• [Exercise task]: Without the images, write out the whole listing exactly.

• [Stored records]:
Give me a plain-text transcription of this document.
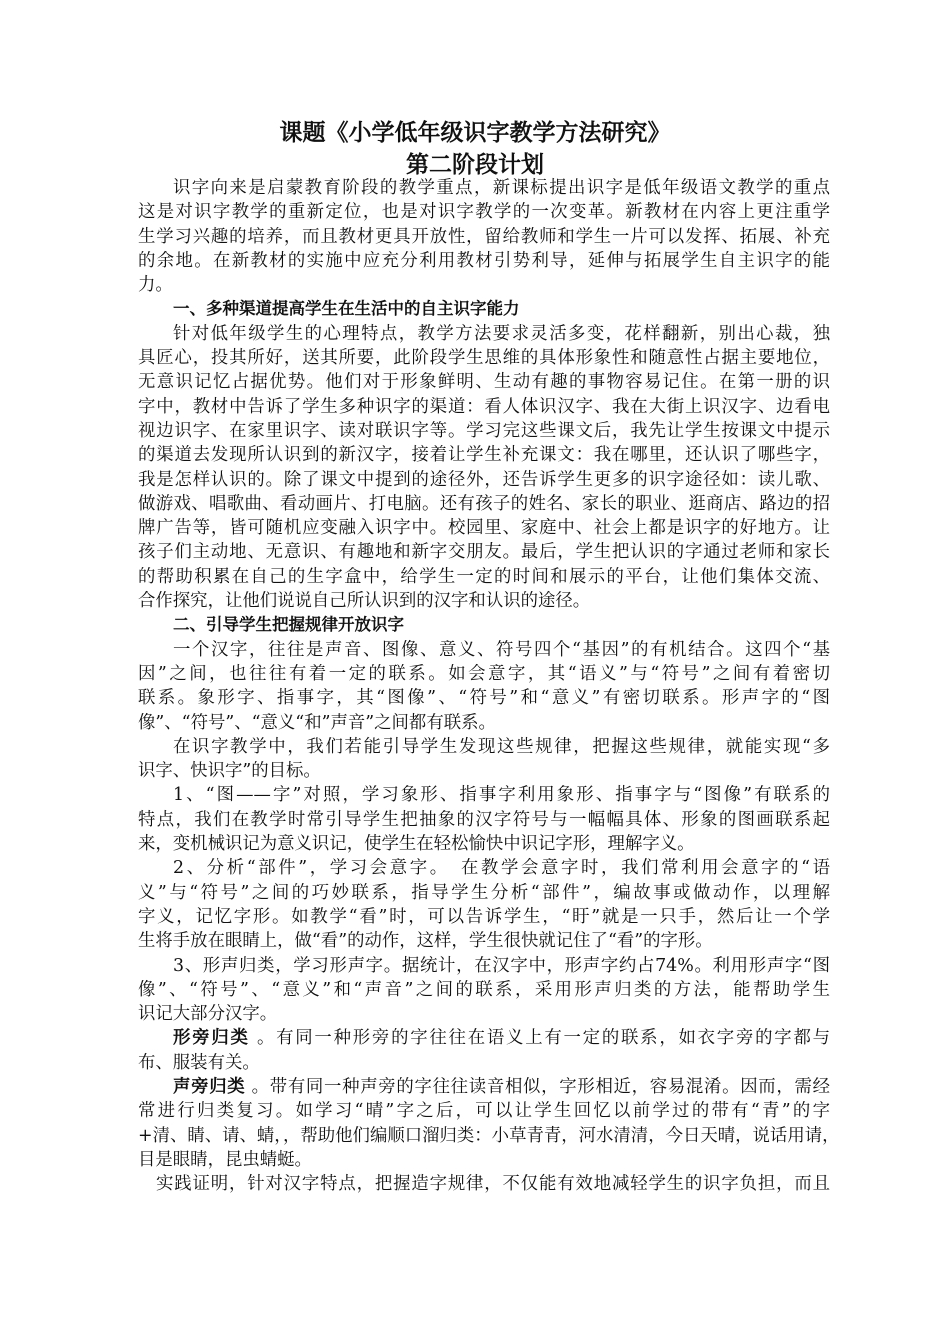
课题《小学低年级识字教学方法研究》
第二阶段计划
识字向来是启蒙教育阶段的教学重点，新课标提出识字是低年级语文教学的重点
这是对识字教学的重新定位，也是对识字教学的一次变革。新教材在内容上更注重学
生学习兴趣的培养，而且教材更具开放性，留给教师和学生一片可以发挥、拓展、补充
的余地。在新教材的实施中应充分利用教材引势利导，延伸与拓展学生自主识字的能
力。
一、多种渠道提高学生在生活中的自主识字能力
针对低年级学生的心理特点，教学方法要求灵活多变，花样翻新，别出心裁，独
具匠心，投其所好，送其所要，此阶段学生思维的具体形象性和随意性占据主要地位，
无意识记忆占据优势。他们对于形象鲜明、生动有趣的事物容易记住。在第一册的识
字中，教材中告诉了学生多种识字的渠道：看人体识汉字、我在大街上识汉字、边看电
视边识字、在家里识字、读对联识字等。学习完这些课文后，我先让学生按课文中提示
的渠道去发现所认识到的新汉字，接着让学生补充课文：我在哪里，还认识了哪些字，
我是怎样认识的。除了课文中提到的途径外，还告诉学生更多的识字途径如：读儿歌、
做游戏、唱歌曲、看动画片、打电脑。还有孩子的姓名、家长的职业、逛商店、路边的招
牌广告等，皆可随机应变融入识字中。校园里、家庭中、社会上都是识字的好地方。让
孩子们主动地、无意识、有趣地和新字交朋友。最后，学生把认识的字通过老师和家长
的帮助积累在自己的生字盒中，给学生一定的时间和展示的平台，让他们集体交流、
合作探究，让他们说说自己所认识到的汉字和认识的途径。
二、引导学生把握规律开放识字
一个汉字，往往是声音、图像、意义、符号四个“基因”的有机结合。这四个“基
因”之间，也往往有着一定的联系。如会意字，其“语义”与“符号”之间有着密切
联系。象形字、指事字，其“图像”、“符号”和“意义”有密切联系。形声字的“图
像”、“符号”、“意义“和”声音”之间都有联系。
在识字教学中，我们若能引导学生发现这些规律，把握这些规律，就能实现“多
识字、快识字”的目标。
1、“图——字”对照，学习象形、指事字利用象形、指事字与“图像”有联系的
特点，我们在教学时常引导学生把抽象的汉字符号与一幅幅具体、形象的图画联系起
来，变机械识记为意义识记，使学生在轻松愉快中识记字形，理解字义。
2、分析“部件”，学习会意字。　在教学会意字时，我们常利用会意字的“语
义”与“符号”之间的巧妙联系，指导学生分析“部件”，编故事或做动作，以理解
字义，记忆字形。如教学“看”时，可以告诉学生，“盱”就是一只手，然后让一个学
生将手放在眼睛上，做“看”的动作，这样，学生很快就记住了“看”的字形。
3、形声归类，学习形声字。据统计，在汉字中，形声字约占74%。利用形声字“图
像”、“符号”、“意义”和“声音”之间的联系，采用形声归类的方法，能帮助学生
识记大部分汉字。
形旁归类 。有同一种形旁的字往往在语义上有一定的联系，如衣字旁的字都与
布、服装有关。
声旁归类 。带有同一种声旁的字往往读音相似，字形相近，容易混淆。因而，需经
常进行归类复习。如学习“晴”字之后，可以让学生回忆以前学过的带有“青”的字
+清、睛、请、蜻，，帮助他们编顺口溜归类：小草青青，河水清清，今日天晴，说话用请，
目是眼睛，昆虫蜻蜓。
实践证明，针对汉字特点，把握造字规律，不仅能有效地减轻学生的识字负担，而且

• [Solution below]:
Give me a plain-text transcription of this document.
课题《小学低年级识字教学方法研究》
第二阶段计划
识字向来是启蒙教育阶段的教学重点，新课标提出识字是低年级语文教学的重点
这是对识字教学的重新定位，也是对识字教学的一次变革。新教材在内容上更注重学
生学习兴趣的培养，而且教材更具开放性，留给教师和学生一片可以发挥、拓展、补充
的余地。在新教材的实施中应充分利用教材引势利导，延伸与拓展学生自主识字的能
力。
一、多种渠道提高学生在生活中的自主识字能力
针对低年级学生的心理特点，教学方法要求灵活多变，花样翻新，别出心裁，独
具匠心，投其所好，送其所要，此阶段学生思维的具体形象性和随意性占据主要地位，
无意识记忆占据优势。他们对于形象鲜明、生动有趣的事物容易记住。在第一册的识
字中，教材中告诉了学生多种识字的渠道：看人体识汉字、我在大街上识汉字、边看电
视边识字、在家里识字、读对联识字等。学习完这些课文后，我先让学生按课文中提示
的渠道去发现所认识到的新汉字，接着让学生补充课文：我在哪里，还认识了哪些字，
我是怎样认识的。除了课文中提到的途径外，还告诉学生更多的识字途径如：读儿歌、
做游戏、唱歌曲、看动画片、打电脑。还有孩子的姓名、家长的职业、逛商店、路边的招
牌广告等，皆可随机应变融入识字中。校园里、家庭中、社会上都是识字的好地方。让
孩子们主动地、无意识、有趣地和新字交朋友。最后，学生把认识的字通过老师和家长
的帮助积累在自己的生字盒中，给学生一定的时间和展示的平台，让他们集体交流、
合作探究，让他们说说自己所认识到的汉字和认识的途径。
二、引导学生把握规律开放识字
一个汉字，往往是声音、图像、意义、符号四个“基因”的有机结合。这四个“基
因”之间，也往往有着一定的联系。如会意字，其“语义”与“符号”之间有着密切
联系。象形字、指事字，其“图像”、“符号”和“意义”有密切联系。形声字的“图
像”、“符号”、“意义“和”声音”之间都有联系。
在识字教学中，我们若能引导学生发现这些规律，把握这些规律，就能实现“多
识字、快识字”的目标。
1、“图——字”对照，学习象形、指事字利用象形、指事字与“图像”有联系的
特点，我们在教学时常引导学生把抽象的汉字符号与一幅幅具体、形象的图画联系起
来，变机械识记为意义识记，使学生在轻松愉快中识记字形，理解字义。
2、分析“部件”，学习会意字。　在教学会意字时，我们常利用会意字的“语
义”与“符号”之间的巧妙联系，指导学生分析“部件”，编故事或做动作，以理解
字义，记忆字形。如教学“看”时，可以告诉学生，“盱”就是一只手，然后让一个学
生将手放在眼睛上，做“看”的动作，这样，学生很快就记住了“看”的字形。
3、形声归类，学习形声字。据统计，在汉字中，形声字约占74%。利用形声字“图
像”、“符号”、“意义”和“声音”之间的联系，采用形声归类的方法，能帮助学生
识记大部分汉字。
形旁归类 。有同一种形旁的字往往在语义上有一定的联系，如衣字旁的字都与
布、服装有关。
声旁归类 。带有同一种声旁的字往往读音相似，字形相近，容易混淆。因而，需经
常进行归类复习。如学习“晴”字之后，可以让学生回忆以前学过的带有“青”的字
+清、睛、请、蜻，，帮助他们编顺口溜归类：小草青青，河水清清，今日天晴，说话用请，
目是眼睛，昆虫蜻蜓。
实践证明，针对汉字特点，把握造字规律，不仅能有效地减轻学生的识字负担，而且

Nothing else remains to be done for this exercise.